*Entries taken from a collection*.
▼
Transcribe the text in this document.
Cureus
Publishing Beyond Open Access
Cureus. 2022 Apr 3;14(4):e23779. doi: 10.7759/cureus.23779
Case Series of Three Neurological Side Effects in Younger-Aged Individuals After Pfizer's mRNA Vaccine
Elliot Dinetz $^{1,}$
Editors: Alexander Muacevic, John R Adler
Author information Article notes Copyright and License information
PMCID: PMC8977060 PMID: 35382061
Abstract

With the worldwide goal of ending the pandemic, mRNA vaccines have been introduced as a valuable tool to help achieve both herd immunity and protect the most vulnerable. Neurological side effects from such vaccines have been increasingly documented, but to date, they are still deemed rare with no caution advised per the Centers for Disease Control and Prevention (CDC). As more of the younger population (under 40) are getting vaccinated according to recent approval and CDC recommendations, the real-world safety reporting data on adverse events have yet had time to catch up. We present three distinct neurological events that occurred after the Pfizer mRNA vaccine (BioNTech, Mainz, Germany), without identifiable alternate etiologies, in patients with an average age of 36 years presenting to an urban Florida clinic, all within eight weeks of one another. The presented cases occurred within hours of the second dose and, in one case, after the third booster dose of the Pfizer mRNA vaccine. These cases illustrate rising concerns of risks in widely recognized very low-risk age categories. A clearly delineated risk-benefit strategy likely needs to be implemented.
▲
*Assignment*.
All of the data above needs to be transcribed verbatim.

*Result of the task*.
Transcribe the text in this document.
Cureus
Publishing Beyond Open Access
Cureus. 2022 Apr 3;14(4):e23779. doi: 10.7759/cureus.23779
Case Series of Three Neurological Side Effects in Younger-Aged Individuals After Pfizer's mRNA Vaccine
Elliot Dinetz $^{1,}$
Editors: Alexander Muacevic, John R Adler
Author information Article notes Copyright and License information
PMCID: PMC8977060 PMID: 35382061
Abstract

With the worldwide goal of ending the pandemic, mRNA vaccines have been introduced as a valuable tool to help achieve both herd immunity and protect the most vulnerable. Neurological side effects from such vaccines have been increasingly documented, but to date, they are still deemed rare with no caution advised per the Centers for Disease Control and Prevention (CDC). As more of the younger population (under 40) are getting vaccinated according to recent approval and CDC recommendations, the real-world safety reporting data on adverse events have yet had time to catch up. We present three distinct neurological events that occurred after the Pfizer mRNA vaccine (BioNTech, Mainz, Germany), without identifiable alternate etiologies, in patients with an average age of 36 years presenting to an urban Florida clinic, all within eight weeks of one another. The presented cases occurred within hours of the second dose and, in one case, after the third booster dose of the Pfizer mRNA vaccine. These cases illustrate rising concerns of risks in widely recognized very low-risk age categories. A clearly delineated risk-benefit strategy likely needs to be implemented.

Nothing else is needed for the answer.